Task brief ->
Repeat every entry word for word, but leave the images out of your copy.

Data rows ->
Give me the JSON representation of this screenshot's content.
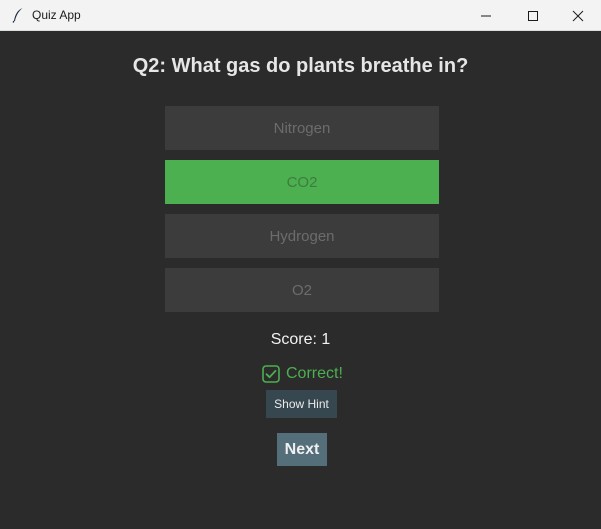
{
  "window": {
    "title": "Quiz App",
    "controls": {
      "minimize": "minimize-icon",
      "maximize": "maximize-icon",
      "close": "close-icon"
    }
  },
  "quiz": {
    "question": "Q2: What gas do plants breathe in?",
    "options": [
      {
        "label": "Nitrogen",
        "state": "disabled"
      },
      {
        "label": "CO2",
        "state": "correct"
      },
      {
        "label": "Hydrogen",
        "state": "disabled"
      },
      {
        "label": "O2",
        "state": "disabled"
      }
    ],
    "score_label": "Score: 1",
    "feedback": {
      "icon": "checkbox-check-icon",
      "text": "Correct!"
    },
    "hint_button": "Show Hint",
    "next_button": "Next"
  },
  "colors": {
    "background": "#2b2b2b",
    "option_bg": "#3c3c3c",
    "correct": "#4caf50",
    "hint_bg": "#37474f",
    "next_bg": "#546e7a"
  }
}
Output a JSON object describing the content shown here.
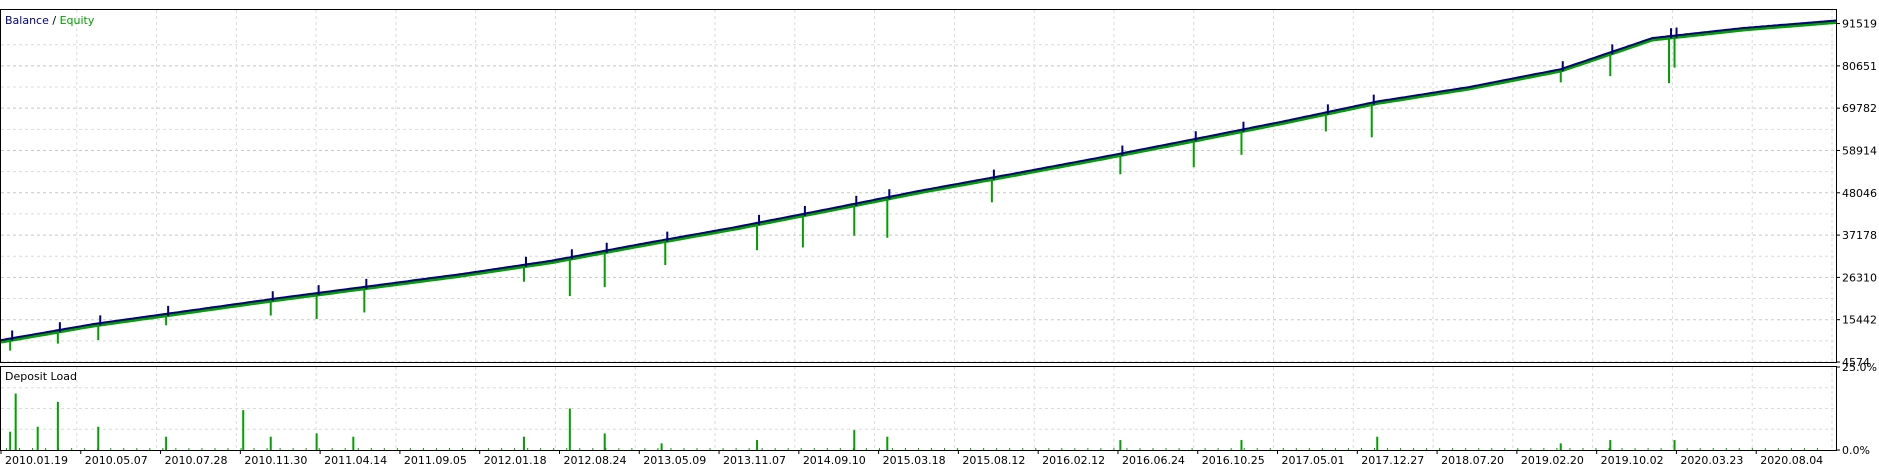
{
  "chart_data": [
    {
      "type": "line",
      "legend": {
        "items": [
          {
            "name": "Balance",
            "color": "#000080"
          },
          {
            "name": "Equity",
            "color": "#00a000"
          }
        ],
        "separator": " / ",
        "placement": "top-left"
      },
      "ylim": [
        4574,
        95000
      ],
      "y_ticks": [
        91519,
        80651,
        69782,
        58914,
        48046,
        37178,
        26310,
        15442,
        4574
      ],
      "grid": true,
      "series": [
        {
          "name": "Balance",
          "color": "#000080",
          "x": [
            0,
            0.05,
            0.1,
            0.15,
            0.2,
            0.25,
            0.3,
            0.35,
            0.4,
            0.45,
            0.5,
            0.55,
            0.6,
            0.65,
            0.7,
            0.75,
            0.8,
            0.85,
            0.9,
            0.95,
            1.0
          ],
          "values": [
            10200,
            14300,
            17600,
            20900,
            24000,
            27100,
            30600,
            35000,
            39200,
            43800,
            48500,
            52800,
            57200,
            61800,
            66500,
            71500,
            75200,
            79800,
            87800,
            90400,
            92300
          ]
        },
        {
          "name": "Equity",
          "color": "#00a000",
          "drawdowns": [
            {
              "x": 0.005,
              "low": 7500
            },
            {
              "x": 0.031,
              "low": 9300
            },
            {
              "x": 0.053,
              "low": 10200
            },
            {
              "x": 0.09,
              "low": 14000
            },
            {
              "x": 0.147,
              "low": 16500
            },
            {
              "x": 0.172,
              "low": 15600
            },
            {
              "x": 0.198,
              "low": 17300
            },
            {
              "x": 0.285,
              "low": 25200
            },
            {
              "x": 0.31,
              "low": 21500
            },
            {
              "x": 0.329,
              "low": 23800
            },
            {
              "x": 0.362,
              "low": 29500
            },
            {
              "x": 0.412,
              "low": 33300
            },
            {
              "x": 0.437,
              "low": 34000
            },
            {
              "x": 0.465,
              "low": 37000
            },
            {
              "x": 0.483,
              "low": 36500
            },
            {
              "x": 0.54,
              "low": 45600
            },
            {
              "x": 0.61,
              "low": 52800
            },
            {
              "x": 0.65,
              "low": 54600
            },
            {
              "x": 0.676,
              "low": 57800
            },
            {
              "x": 0.722,
              "low": 63800
            },
            {
              "x": 0.747,
              "low": 62300
            },
            {
              "x": 0.85,
              "low": 76400
            },
            {
              "x": 0.877,
              "low": 78000
            },
            {
              "x": 0.909,
              "low": 76200
            },
            {
              "x": 0.912,
              "low": 80200
            }
          ]
        },
        {
          "name": "Deposit Load",
          "color": "#00a000",
          "ylim": [
            0,
            25
          ],
          "y_ticks": [
            "25.0%",
            "0.0%"
          ],
          "spikes": [
            {
              "x": 0.005,
              "v": 5.5
            },
            {
              "x": 0.008,
              "v": 17
            },
            {
              "x": 0.02,
              "v": 7
            },
            {
              "x": 0.031,
              "v": 14.5
            },
            {
              "x": 0.053,
              "v": 7
            },
            {
              "x": 0.09,
              "v": 4
            },
            {
              "x": 0.132,
              "v": 12
            },
            {
              "x": 0.147,
              "v": 4
            },
            {
              "x": 0.172,
              "v": 5
            },
            {
              "x": 0.192,
              "v": 4
            },
            {
              "x": 0.285,
              "v": 4
            },
            {
              "x": 0.31,
              "v": 12.5
            },
            {
              "x": 0.329,
              "v": 5
            },
            {
              "x": 0.36,
              "v": 2
            },
            {
              "x": 0.412,
              "v": 3
            },
            {
              "x": 0.465,
              "v": 6
            },
            {
              "x": 0.483,
              "v": 4
            },
            {
              "x": 0.61,
              "v": 3
            },
            {
              "x": 0.676,
              "v": 3
            },
            {
              "x": 0.75,
              "v": 4
            },
            {
              "x": 0.85,
              "v": 2
            },
            {
              "x": 0.877,
              "v": 3
            },
            {
              "x": 0.912,
              "v": 3
            }
          ]
        }
      ],
      "x_tick_labels": [
        "2010.01.19",
        "2010.05.07",
        "2010.07.28",
        "2010.11.30",
        "2011.04.14",
        "2011.09.05",
        "2012.01.18",
        "2012.08.24",
        "2013.05.09",
        "2013.11.07",
        "2014.09.10",
        "2015.03.18",
        "2015.08.12",
        "2016.02.12",
        "2016.06.24",
        "2016.10.25",
        "2017.05.01",
        "2017.12.27",
        "2018.07.20",
        "2019.02.20",
        "2019.10.02",
        "2020.03.23",
        "2020.08.04"
      ],
      "panels": [
        {
          "title": "",
          "kind": "balance-equity"
        },
        {
          "title": "Deposit Load",
          "kind": "deposit-load"
        }
      ]
    }
  ]
}
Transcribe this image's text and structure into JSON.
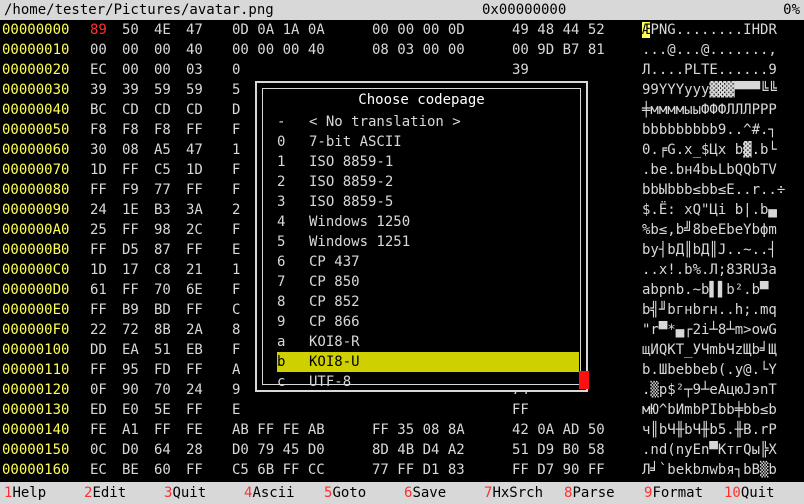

Result below ->
Give me the JSON representation of this screenshot's content.
{
  "window": {
    "title": "Quiz App",
    "controls": {
      "minimize": "minimize-icon",
      "maximize": "maximize-icon",
      "close": "close-icon"
    }
  },
  "quiz": {
    "question": "Q2: What gas do plants breathe in?",
    "options": [
      {
        "label": "Nitrogen",
        "state": "disabled"
      },
      {
        "label": "CO2",
        "state": "correct"
      },
      {
        "label": "Hydrogen",
        "state": "disabled"
      },
      {
        "label": "O2",
        "state": "disabled"
      }
    ],
    "score_label": "Score: 1",
    "feedback": {
      "icon": "checkbox-check-icon",
      "text": "Correct!"
    },
    "hint_button": "Show Hint",
    "next_button": "Next"
  },
  "colors": {
    "background": "#2b2b2b",
    "option_bg": "#3c3c3c",
    "correct": "#4caf50",
    "hint_bg": "#37474f",
    "next_bg": "#546e7a"
  }
}
Output a JSON object describing the content shown here.
{
  "chart_data": [
    {
      "type": "line",
      "legend": {
        "items": [
          {
            "name": "Balance",
            "color": "#000080"
          },
          {
            "name": "Equity",
            "color": "#00a000"
          }
        ],
        "separator": " / ",
        "placement": "top-left"
      },
      "ylim": [
        4574,
        95000
      ],
      "y_ticks": [
        91519,
        80651,
        69782,
        58914,
        48046,
        37178,
        26310,
        15442,
        4574
      ],
      "grid": true,
      "series": [
        {
          "name": "Balance",
          "color": "#000080",
          "x": [
            0,
            0.05,
            0.1,
            0.15,
            0.2,
            0.25,
            0.3,
            0.35,
            0.4,
            0.45,
            0.5,
            0.55,
            0.6,
            0.65,
            0.7,
            0.75,
            0.8,
            0.85,
            0.9,
            0.95,
            1.0
          ],
          "values": [
            10200,
            14300,
            17600,
            20900,
            24000,
            27100,
            30600,
            35000,
            39200,
            43800,
            48500,
            52800,
            57200,
            61800,
            66500,
            71500,
            75200,
            79800,
            87800,
            90400,
            92300
          ]
        },
        {
          "name": "Equity",
          "color": "#00a000",
          "drawdowns": [
            {
              "x": 0.005,
              "low": 7500
            },
            {
              "x": 0.031,
              "low": 9300
            },
            {
              "x": 0.053,
              "low": 10200
            },
            {
              "x": 0.09,
              "low": 14000
            },
            {
              "x": 0.147,
              "low": 16500
            },
            {
              "x": 0.172,
              "low": 15600
            },
            {
              "x": 0.198,
              "low": 17300
            },
            {
              "x": 0.285,
              "low": 25200
            },
            {
              "x": 0.31,
              "low": 21500
            },
            {
              "x": 0.329,
              "low": 23800
            },
            {
              "x": 0.362,
              "low": 29500
            },
            {
              "x": 0.412,
              "low": 33300
            },
            {
              "x": 0.437,
              "low": 34000
            },
            {
              "x": 0.465,
              "low": 37000
            },
            {
              "x": 0.483,
              "low": 36500
            },
            {
              "x": 0.54,
              "low": 45600
            },
            {
              "x": 0.61,
              "low": 52800
            },
            {
              "x": 0.65,
              "low": 54600
            },
            {
              "x": 0.676,
              "low": 57800
            },
            {
              "x": 0.722,
              "low": 63800
            },
            {
              "x": 0.747,
              "low": 62300
            },
            {
              "x": 0.85,
              "low": 76400
            },
            {
              "x": 0.877,
              "low": 78000
            },
            {
              "x": 0.909,
              "low": 76200
            },
            {
              "x": 0.912,
              "low": 80200
            }
          ]
        },
        {
          "name": "Deposit Load",
          "color": "#00a000",
          "ylim": [
            0,
            25
          ],
          "y_ticks": [
            "25.0%",
            "0.0%"
          ],
          "spikes": [
            {
              "x": 0.005,
              "v": 5.5
            },
            {
              "x": 0.008,
              "v": 17
            },
            {
              "x": 0.02,
              "v": 7
            },
            {
              "x": 0.031,
              "v": 14.5
            },
            {
              "x": 0.053,
              "v": 7
            },
            {
              "x": 0.09,
              "v": 4
            },
            {
              "x": 0.132,
              "v": 12
            },
            {
              "x": 0.147,
              "v": 4
            },
            {
              "x": 0.172,
              "v": 5
            },
            {
              "x": 0.192,
              "v": 4
            },
            {
              "x": 0.285,
              "v": 4
            },
            {
              "x": 0.31,
              "v": 12.5
            },
            {
              "x": 0.329,
              "v": 5
            },
            {
              "x": 0.36,
              "v": 2
            },
            {
              "x": 0.412,
              "v": 3
            },
            {
              "x": 0.465,
              "v": 6
            },
            {
              "x": 0.483,
              "v": 4
            },
            {
              "x": 0.61,
              "v": 3
            },
            {
              "x": 0.676,
              "v": 3
            },
            {
              "x": 0.75,
              "v": 4
            },
            {
              "x": 0.85,
              "v": 2
            },
            {
              "x": 0.877,
              "v": 3
            },
            {
              "x": 0.912,
              "v": 3
            }
          ]
        }
      ],
      "x_tick_labels": [
        "2010.01.19",
        "2010.05.07",
        "2010.07.28",
        "2010.11.30",
        "2011.04.14",
        "2011.09.05",
        "2012.01.18",
        "2012.08.24",
        "2013.05.09",
        "2013.11.07",
        "2014.09.10",
        "2015.03.18",
        "2015.08.12",
        "2016.02.12",
        "2016.06.24",
        "2016.10.25",
        "2017.05.01",
        "2017.12.27",
        "2018.07.20",
        "2019.02.20",
        "2019.10.02",
        "2020.03.23",
        "2020.08.04"
      ],
      "panels": [
        {
          "title": "",
          "kind": "balance-equity"
        },
        {
          "title": "Deposit Load",
          "kind": "deposit-load"
        }
      ]
    }
  ]
}
Transcribe this image's text and structure into JSON.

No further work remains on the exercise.